[Records shown]:
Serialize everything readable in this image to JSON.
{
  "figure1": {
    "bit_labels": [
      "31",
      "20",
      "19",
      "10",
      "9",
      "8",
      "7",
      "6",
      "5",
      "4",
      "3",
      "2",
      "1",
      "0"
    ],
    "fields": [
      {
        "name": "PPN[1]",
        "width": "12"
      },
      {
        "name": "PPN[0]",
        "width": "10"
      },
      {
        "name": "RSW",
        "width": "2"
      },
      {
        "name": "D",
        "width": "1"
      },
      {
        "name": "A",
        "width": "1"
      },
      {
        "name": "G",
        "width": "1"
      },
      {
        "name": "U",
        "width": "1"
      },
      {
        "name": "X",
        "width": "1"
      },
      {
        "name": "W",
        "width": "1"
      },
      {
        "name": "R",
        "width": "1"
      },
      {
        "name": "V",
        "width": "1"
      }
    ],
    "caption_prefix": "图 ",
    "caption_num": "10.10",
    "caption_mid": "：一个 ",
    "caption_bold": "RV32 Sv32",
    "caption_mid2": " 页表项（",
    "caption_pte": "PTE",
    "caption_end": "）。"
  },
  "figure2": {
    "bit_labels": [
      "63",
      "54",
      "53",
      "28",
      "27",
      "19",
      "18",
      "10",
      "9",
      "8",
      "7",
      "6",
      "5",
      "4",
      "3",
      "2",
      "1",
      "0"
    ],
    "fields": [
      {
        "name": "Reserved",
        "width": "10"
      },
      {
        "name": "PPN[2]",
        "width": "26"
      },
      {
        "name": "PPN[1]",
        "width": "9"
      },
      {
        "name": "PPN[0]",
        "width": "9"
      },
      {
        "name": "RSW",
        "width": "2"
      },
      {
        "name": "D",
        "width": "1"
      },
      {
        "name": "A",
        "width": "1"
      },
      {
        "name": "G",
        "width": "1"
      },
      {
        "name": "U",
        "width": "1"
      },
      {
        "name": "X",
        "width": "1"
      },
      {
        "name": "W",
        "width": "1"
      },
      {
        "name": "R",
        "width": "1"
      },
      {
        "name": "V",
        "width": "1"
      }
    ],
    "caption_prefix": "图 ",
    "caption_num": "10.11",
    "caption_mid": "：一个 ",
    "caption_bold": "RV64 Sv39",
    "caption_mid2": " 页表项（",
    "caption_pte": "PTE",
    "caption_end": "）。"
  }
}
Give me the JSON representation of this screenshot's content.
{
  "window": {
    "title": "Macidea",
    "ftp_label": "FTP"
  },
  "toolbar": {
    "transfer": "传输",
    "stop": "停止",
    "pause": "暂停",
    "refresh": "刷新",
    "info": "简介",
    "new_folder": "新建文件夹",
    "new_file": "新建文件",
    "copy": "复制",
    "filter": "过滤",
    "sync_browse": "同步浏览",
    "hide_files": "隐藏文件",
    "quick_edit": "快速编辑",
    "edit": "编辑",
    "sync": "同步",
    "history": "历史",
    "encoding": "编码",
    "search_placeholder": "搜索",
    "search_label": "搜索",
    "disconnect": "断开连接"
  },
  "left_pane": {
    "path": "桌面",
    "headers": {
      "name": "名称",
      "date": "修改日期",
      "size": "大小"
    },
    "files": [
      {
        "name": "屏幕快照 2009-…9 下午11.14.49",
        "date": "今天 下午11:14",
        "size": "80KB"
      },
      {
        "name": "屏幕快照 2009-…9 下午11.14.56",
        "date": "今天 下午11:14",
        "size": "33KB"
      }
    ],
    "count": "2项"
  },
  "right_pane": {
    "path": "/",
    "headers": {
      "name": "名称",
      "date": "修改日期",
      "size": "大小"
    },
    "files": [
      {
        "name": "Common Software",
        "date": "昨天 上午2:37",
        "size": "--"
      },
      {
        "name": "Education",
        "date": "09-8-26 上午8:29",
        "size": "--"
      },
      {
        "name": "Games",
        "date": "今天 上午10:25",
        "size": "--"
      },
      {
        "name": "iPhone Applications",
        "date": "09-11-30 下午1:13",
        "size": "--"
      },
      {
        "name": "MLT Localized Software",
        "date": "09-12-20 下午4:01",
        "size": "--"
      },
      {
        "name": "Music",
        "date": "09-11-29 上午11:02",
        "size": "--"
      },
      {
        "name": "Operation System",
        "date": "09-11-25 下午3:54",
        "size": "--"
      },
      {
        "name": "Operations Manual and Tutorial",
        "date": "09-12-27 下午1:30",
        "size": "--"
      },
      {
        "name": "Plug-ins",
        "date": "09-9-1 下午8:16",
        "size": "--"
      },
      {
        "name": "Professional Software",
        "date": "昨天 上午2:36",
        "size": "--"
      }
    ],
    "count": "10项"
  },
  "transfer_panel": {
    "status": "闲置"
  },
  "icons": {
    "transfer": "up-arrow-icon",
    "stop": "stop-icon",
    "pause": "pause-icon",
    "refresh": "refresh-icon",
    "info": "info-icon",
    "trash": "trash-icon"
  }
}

[Do this]: From the listing above, copy all lines holding the word "Software".

[Task response]:
        "name": "Common Software",
        "name": "MLT Localized Software",
        "name": "Professional Software",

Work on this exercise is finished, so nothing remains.